> [Task requirements]: Give back the entire listing verbatim.

> [Task material]:
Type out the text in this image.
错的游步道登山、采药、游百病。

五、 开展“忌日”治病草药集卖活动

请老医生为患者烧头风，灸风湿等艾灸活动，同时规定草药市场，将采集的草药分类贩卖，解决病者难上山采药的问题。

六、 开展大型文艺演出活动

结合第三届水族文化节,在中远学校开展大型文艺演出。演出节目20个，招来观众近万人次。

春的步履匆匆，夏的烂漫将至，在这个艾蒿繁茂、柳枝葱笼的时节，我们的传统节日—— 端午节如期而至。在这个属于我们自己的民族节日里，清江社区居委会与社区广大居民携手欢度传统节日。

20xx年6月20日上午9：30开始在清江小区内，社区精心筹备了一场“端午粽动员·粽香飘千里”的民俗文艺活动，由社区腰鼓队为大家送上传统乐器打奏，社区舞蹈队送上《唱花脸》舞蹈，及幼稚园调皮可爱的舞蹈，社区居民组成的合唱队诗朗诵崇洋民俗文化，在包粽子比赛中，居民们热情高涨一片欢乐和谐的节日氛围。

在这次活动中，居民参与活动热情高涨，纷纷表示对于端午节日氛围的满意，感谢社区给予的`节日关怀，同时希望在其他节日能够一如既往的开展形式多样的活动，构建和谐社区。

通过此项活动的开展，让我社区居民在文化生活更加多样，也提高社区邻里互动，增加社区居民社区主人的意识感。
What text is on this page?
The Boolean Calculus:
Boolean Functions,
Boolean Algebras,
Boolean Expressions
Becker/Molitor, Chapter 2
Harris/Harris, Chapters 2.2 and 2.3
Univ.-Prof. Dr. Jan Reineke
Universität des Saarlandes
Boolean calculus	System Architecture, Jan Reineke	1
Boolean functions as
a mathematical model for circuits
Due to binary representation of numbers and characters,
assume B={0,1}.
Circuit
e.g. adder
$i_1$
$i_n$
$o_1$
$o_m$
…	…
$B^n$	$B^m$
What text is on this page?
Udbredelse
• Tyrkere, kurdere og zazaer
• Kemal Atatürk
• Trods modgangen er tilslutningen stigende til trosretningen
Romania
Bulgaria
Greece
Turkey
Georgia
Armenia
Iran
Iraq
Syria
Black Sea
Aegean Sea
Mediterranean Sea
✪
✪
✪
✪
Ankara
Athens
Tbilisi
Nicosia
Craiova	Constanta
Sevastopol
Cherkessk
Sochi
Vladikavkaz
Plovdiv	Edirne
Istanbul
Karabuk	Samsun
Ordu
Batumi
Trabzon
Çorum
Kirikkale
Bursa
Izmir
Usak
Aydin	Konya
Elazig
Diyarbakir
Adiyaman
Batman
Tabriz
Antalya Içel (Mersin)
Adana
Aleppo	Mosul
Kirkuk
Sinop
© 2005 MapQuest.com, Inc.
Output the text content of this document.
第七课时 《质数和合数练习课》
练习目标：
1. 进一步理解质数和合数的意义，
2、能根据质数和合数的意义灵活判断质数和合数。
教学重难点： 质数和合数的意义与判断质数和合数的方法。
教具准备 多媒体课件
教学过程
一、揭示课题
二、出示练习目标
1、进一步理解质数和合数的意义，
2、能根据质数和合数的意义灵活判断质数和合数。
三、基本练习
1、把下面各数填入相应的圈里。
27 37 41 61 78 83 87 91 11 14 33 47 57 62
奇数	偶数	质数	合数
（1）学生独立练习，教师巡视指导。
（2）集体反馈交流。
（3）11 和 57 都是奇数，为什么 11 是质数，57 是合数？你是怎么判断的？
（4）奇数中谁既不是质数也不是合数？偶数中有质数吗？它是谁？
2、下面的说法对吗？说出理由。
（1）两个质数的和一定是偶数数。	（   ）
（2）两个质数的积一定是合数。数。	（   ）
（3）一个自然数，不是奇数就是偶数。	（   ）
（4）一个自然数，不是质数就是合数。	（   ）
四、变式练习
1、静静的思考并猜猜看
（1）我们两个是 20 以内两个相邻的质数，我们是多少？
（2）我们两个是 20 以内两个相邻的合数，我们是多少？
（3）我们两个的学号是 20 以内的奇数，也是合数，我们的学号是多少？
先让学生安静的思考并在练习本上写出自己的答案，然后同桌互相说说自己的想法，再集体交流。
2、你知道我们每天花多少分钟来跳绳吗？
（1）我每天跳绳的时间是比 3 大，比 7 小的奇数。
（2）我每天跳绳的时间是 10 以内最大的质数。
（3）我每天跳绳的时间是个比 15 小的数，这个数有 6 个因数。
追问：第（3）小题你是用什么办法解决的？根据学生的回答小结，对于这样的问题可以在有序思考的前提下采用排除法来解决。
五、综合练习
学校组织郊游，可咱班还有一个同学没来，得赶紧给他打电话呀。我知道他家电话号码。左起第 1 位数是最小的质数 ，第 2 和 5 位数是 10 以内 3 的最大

> [Exercise response]:
Type out the text in this image.
错的游步道登山、采药、游百病。

五、 开展“忌日”治病草药集卖活动

请老医生为患者烧头风，灸风湿等艾灸活动，同时规定草药市场，将采集的草药分类贩卖，解决病者难上山采药的问题。

六、 开展大型文艺演出活动

结合第三届水族文化节,在中远学校开展大型文艺演出。演出节目20个，招来观众近万人次。

春的步履匆匆，夏的烂漫将至，在这个艾蒿繁茂、柳枝葱笼的时节，我们的传统节日—— 端午节如期而至。在这个属于我们自己的民族节日里，清江社区居委会与社区广大居民携手欢度传统节日。

20xx年6月20日上午9：30开始在清江小区内，社区精心筹备了一场“端午粽动员·粽香飘千里”的民俗文艺活动，由社区腰鼓队为大家送上传统乐器打奏，社区舞蹈队送上《唱花脸》舞蹈，及幼稚园调皮可爱的舞蹈，社区居民组成的合唱队诗朗诵崇洋民俗文化，在包粽子比赛中，居民们热情高涨一片欢乐和谐的节日氛围。

在这次活动中，居民参与活动热情高涨，纷纷表示对于端午节日氛围的满意，感谢社区给予的`节日关怀，同时希望在其他节日能够一如既往的开展形式多样的活动，构建和谐社区。

通过此项活动的开展，让我社区居民在文化生活更加多样，也提高社区邻里互动，增加社区居民社区主人的意识感。
What text is on this page?
The Boolean Calculus:
Boolean Functions,
Boolean Algebras,
Boolean Expressions
Becker/Molitor, Chapter 2
Harris/Harris, Chapters 2.2 and 2.3
Univ.-Prof. Dr. Jan Reineke
Universität des Saarlandes
Boolean calculus	System Architecture, Jan Reineke	1
Boolean functions as
a mathematical model for circuits
Due to binary representation of numbers and characters,
assume B={0,1}.
Circuit
e.g. adder
$i_1$
$i_n$
$o_1$
$o_m$
…	…
$B^n$	$B^m$
What text is on this page?
Udbredelse
• Tyrkere, kurdere og zazaer
• Kemal Atatürk
• Trods modgangen er tilslutningen stigende til trosretningen
Romania
Bulgaria
Greece
Turkey
Georgia
Armenia
Iran
Iraq
Syria
Black Sea
Aegean Sea
Mediterranean Sea
✪
✪
✪
✪
Ankara
Athens
Tbilisi
Nicosia
Craiova	Constanta
Sevastopol
Cherkessk
Sochi
Vladikavkaz
Plovdiv	Edirne
Istanbul
Karabuk	Samsun
Ordu
Batumi
Trabzon
Çorum
Kirikkale
Bursa
Izmir
Usak
Aydin	Konya
Elazig
Diyarbakir
Adiyaman
Batman
Tabriz
Antalya Içel (Mersin)
Adana
Aleppo	Mosul
Kirkuk
Sinop
© 2005 MapQuest.com, Inc.
Output the text content of this document.
第七课时 《质数和合数练习课》
练习目标：
1. 进一步理解质数和合数的意义，
2、能根据质数和合数的意义灵活判断质数和合数。
教学重难点： 质数和合数的意义与判断质数和合数的方法。
教具准备 多媒体课件
教学过程
一、揭示课题
二、出示练习目标
1、进一步理解质数和合数的意义，
2、能根据质数和合数的意义灵活判断质数和合数。
三、基本练习
1、把下面各数填入相应的圈里。
27 37 41 61 78 83 87 91 11 14 33 47 57 62
奇数	偶数	质数	合数
（1）学生独立练习，教师巡视指导。
（2）集体反馈交流。
（3）11 和 57 都是奇数，为什么 11 是质数，57 是合数？你是怎么判断的？
（4）奇数中谁既不是质数也不是合数？偶数中有质数吗？它是谁？
2、下面的说法对吗？说出理由。
（1）两个质数的和一定是偶数数。	（   ）
（2）两个质数的积一定是合数。数。	（   ）
（3）一个自然数，不是奇数就是偶数。	（   ）
（4）一个自然数，不是质数就是合数。	（   ）
四、变式练习
1、静静的思考并猜猜看
（1）我们两个是 20 以内两个相邻的质数，我们是多少？
（2）我们两个是 20 以内两个相邻的合数，我们是多少？
（3）我们两个的学号是 20 以内的奇数，也是合数，我们的学号是多少？
先让学生安静的思考并在练习本上写出自己的答案，然后同桌互相说说自己的想法，再集体交流。
2、你知道我们每天花多少分钟来跳绳吗？
（1）我每天跳绳的时间是比 3 大，比 7 小的奇数。
（2）我每天跳绳的时间是 10 以内最大的质数。
（3）我每天跳绳的时间是个比 15 小的数，这个数有 6 个因数。
追问：第（3）小题你是用什么办法解决的？根据学生的回答小结，对于这样的问题可以在有序思考的前提下采用排除法来解决。
五、综合练习
学校组织郊游，可咱班还有一个同学没来，得赶紧给他打电话呀。我知道他家电话号码。左起第 1 位数是最小的质数 ，第 2 和 5 位数是 10 以内 3 的最大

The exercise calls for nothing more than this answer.